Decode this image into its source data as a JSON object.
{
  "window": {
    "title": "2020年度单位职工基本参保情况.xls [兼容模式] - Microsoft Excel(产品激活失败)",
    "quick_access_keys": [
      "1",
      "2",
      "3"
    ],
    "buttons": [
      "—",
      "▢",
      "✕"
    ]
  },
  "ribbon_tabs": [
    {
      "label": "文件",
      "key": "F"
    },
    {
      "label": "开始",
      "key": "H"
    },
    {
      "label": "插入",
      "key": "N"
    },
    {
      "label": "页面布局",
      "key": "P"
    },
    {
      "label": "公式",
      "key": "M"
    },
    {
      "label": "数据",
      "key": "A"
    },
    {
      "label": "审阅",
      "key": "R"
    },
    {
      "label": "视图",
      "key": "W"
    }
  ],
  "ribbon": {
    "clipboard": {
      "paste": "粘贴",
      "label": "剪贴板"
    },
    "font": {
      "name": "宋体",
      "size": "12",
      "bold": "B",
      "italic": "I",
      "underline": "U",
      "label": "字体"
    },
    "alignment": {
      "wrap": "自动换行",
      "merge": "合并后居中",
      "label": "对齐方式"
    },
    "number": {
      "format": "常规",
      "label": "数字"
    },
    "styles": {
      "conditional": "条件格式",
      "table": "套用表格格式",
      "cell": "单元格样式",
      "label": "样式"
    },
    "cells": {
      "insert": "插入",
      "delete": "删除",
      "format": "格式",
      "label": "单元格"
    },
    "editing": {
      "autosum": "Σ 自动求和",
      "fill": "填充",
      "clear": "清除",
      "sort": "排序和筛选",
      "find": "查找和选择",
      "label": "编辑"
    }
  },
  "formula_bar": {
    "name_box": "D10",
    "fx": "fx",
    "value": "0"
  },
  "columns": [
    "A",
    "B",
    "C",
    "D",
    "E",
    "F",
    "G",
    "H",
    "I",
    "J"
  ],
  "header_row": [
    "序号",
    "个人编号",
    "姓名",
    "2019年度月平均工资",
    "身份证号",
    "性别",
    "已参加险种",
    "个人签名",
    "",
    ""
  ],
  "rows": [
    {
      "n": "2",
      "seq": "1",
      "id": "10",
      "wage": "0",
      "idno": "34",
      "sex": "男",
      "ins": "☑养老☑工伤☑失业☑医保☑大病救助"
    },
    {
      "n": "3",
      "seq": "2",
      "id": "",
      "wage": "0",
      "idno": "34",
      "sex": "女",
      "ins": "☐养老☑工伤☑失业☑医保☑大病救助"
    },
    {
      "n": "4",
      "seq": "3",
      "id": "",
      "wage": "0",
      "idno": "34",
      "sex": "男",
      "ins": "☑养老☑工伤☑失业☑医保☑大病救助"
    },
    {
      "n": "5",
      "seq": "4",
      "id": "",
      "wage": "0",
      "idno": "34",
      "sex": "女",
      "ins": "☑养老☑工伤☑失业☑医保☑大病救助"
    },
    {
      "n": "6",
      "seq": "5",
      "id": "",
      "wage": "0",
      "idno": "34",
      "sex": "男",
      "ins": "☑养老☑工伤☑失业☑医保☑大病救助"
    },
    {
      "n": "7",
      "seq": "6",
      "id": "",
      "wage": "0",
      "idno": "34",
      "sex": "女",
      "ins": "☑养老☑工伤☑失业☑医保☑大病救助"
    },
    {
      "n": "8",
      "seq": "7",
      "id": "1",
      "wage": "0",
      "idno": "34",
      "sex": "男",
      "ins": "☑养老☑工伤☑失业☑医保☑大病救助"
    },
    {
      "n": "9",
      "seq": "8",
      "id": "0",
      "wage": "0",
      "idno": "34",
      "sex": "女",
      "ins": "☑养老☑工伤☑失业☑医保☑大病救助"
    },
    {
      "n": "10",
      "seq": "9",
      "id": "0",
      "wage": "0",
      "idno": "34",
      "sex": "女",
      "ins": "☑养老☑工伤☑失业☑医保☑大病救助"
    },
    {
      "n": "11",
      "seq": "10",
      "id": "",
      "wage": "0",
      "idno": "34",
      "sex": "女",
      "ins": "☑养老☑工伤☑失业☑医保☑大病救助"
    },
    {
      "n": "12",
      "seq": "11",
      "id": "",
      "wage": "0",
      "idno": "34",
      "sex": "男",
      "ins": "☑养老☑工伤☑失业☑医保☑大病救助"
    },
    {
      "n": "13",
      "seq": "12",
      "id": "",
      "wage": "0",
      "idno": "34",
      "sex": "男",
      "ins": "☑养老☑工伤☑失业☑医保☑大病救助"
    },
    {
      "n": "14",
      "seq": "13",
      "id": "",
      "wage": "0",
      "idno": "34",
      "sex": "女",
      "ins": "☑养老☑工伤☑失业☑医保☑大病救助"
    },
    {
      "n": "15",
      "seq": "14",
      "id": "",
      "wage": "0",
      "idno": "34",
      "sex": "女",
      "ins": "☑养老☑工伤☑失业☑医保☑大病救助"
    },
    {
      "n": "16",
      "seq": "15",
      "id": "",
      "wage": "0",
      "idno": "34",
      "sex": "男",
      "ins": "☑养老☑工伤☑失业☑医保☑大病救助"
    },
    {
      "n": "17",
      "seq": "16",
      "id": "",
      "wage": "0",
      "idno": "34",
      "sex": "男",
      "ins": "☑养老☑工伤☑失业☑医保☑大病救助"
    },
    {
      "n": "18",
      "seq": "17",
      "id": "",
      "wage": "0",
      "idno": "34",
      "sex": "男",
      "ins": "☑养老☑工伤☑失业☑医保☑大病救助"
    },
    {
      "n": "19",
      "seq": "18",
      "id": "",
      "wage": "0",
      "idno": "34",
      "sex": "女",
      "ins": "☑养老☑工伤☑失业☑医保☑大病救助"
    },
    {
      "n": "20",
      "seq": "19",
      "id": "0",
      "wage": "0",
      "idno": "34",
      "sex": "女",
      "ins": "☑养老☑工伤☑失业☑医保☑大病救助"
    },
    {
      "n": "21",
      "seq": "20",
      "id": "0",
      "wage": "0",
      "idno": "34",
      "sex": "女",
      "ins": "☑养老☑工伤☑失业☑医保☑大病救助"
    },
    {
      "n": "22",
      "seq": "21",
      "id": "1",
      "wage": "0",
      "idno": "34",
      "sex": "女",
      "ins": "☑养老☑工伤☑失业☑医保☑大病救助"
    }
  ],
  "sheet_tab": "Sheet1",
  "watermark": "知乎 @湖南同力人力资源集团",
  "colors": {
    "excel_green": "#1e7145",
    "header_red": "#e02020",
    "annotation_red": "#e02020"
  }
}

■ ■ ■ ■ ■

• **What is asked**:
Reproduce every line of the data verbatim.

• **Problem solution**:
Decode this image into its source data as a JSON object.
{
  "window": {
    "title": "2020年度单位职工基本参保情况.xls [兼容模式] - Microsoft Excel(产品激活失败)",
    "quick_access_keys": [
      "1",
      "2",
      "3"
    ],
    "buttons": [
      "—",
      "▢",
      "✕"
    ]
  },
  "ribbon_tabs": [
    {
      "label": "文件",
      "key": "F"
    },
    {
      "label": "开始",
      "key": "H"
    },
    {
      "label": "插入",
      "key": "N"
    },
    {
      "label": "页面布局",
      "key": "P"
    },
    {
      "label": "公式",
      "key": "M"
    },
    {
      "label": "数据",
      "key": "A"
    },
    {
      "label": "审阅",
      "key": "R"
    },
    {
      "label": "视图",
      "key": "W"
    }
  ],
  "ribbon": {
    "clipboard": {
      "paste": "粘贴",
      "label": "剪贴板"
    },
    "font": {
      "name": "宋体",
      "size": "12",
      "bold": "B",
      "italic": "I",
      "underline": "U",
      "label": "字体"
    },
    "alignment": {
      "wrap": "自动换行",
      "merge": "合并后居中",
      "label": "对齐方式"
    },
    "number": {
      "format": "常规",
      "label": "数字"
    },
    "styles": {
      "conditional": "条件格式",
      "table": "套用表格格式",
      "cell": "单元格样式",
      "label": "样式"
    },
    "cells": {
      "insert": "插入",
      "delete": "删除",
      "format": "格式",
      "label": "单元格"
    },
    "editing": {
      "autosum": "Σ 自动求和",
      "fill": "填充",
      "clear": "清除",
      "sort": "排序和筛选",
      "find": "查找和选择",
      "label": "编辑"
    }
  },
  "formula_bar": {
    "name_box": "D10",
    "fx": "fx",
    "value": "0"
  },
  "columns": [
    "A",
    "B",
    "C",
    "D",
    "E",
    "F",
    "G",
    "H",
    "I",
    "J"
  ],
  "header_row": [
    "序号",
    "个人编号",
    "姓名",
    "2019年度月平均工资",
    "身份证号",
    "性别",
    "已参加险种",
    "个人签名",
    "",
    ""
  ],
  "rows": [
    {
      "n": "2",
      "seq": "1",
      "id": "10",
      "wage": "0",
      "idno": "34",
      "sex": "男",
      "ins": "☑养老☑工伤☑失业☑医保☑大病救助"
    },
    {
      "n": "3",
      "seq": "2",
      "id": "",
      "wage": "0",
      "idno": "34",
      "sex": "女",
      "ins": "☐养老☑工伤☑失业☑医保☑大病救助"
    },
    {
      "n": "4",
      "seq": "3",
      "id": "",
      "wage": "0",
      "idno": "34",
      "sex": "男",
      "ins": "☑养老☑工伤☑失业☑医保☑大病救助"
    },
    {
      "n": "5",
      "seq": "4",
      "id": "",
      "wage": "0",
      "idno": "34",
      "sex": "女",
      "ins": "☑养老☑工伤☑失业☑医保☑大病救助"
    },
    {
      "n": "6",
      "seq": "5",
      "id": "",
      "wage": "0",
      "idno": "34",
      "sex": "男",
      "ins": "☑养老☑工伤☑失业☑医保☑大病救助"
    },
    {
      "n": "7",
      "seq": "6",
      "id": "",
      "wage": "0",
      "idno": "34",
      "sex": "女",
      "ins": "☑养老☑工伤☑失业☑医保☑大病救助"
    },
    {
      "n": "8",
      "seq": "7",
      "id": "1",
      "wage": "0",
      "idno": "34",
      "sex": "男",
      "ins": "☑养老☑工伤☑失业☑医保☑大病救助"
    },
    {
      "n": "9",
      "seq": "8",
      "id": "0",
      "wage": "0",
      "idno": "34",
      "sex": "女",
      "ins": "☑养老☑工伤☑失业☑医保☑大病救助"
    },
    {
      "n": "10",
      "seq": "9",
      "id": "0",
      "wage": "0",
      "idno": "34",
      "sex": "女",
      "ins": "☑养老☑工伤☑失业☑医保☑大病救助"
    },
    {
      "n": "11",
      "seq": "10",
      "id": "",
      "wage": "0",
      "idno": "34",
      "sex": "女",
      "ins": "☑养老☑工伤☑失业☑医保☑大病救助"
    },
    {
      "n": "12",
      "seq": "11",
      "id": "",
      "wage": "0",
      "idno": "34",
      "sex": "男",
      "ins": "☑养老☑工伤☑失业☑医保☑大病救助"
    },
    {
      "n": "13",
      "seq": "12",
      "id": "",
      "wage": "0",
      "idno": "34",
      "sex": "男",
      "ins": "☑养老☑工伤☑失业☑医保☑大病救助"
    },
    {
      "n": "14",
      "seq": "13",
      "id": "",
      "wage": "0",
      "idno": "34",
      "sex": "女",
      "ins": "☑养老☑工伤☑失业☑医保☑大病救助"
    },
    {
      "n": "15",
      "seq": "14",
      "id": "",
      "wage": "0",
      "idno": "34",
      "sex": "女",
      "ins": "☑养老☑工伤☑失业☑医保☑大病救助"
    },
    {
      "n": "16",
      "seq": "15",
      "id": "",
      "wage": "0",
      "idno": "34",
      "sex": "男",
      "ins": "☑养老☑工伤☑失业☑医保☑大病救助"
    },
    {
      "n": "17",
      "seq": "16",
      "id": "",
      "wage": "0",
      "idno": "34",
      "sex": "男",
      "ins": "☑养老☑工伤☑失业☑医保☑大病救助"
    },
    {
      "n": "18",
      "seq": "17",
      "id": "",
      "wage": "0",
      "idno": "34",
      "sex": "男",
      "ins": "☑养老☑工伤☑失业☑医保☑大病救助"
    },
    {
      "n": "19",
      "seq": "18",
      "id": "",
      "wage": "0",
      "idno": "34",
      "sex": "女",
      "ins": "☑养老☑工伤☑失业☑医保☑大病救助"
    },
    {
      "n": "20",
      "seq": "19",
      "id": "0",
      "wage": "0",
      "idno": "34",
      "sex": "女",
      "ins": "☑养老☑工伤☑失业☑医保☑大病救助"
    },
    {
      "n": "21",
      "seq": "20",
      "id": "0",
      "wage": "0",
      "idno": "34",
      "sex": "女",
      "ins": "☑养老☑工伤☑失业☑医保☑大病救助"
    },
    {
      "n": "22",
      "seq": "21",
      "id": "1",
      "wage": "0",
      "idno": "34",
      "sex": "女",
      "ins": "☑养老☑工伤☑失业☑医保☑大病救助"
    }
  ],
  "sheet_tab": "Sheet1",
  "watermark": "知乎 @湖南同力人力资源集团",
  "colors": {
    "excel_green": "#1e7145",
    "header_red": "#e02020",
    "annotation_red": "#e02020"
  }
}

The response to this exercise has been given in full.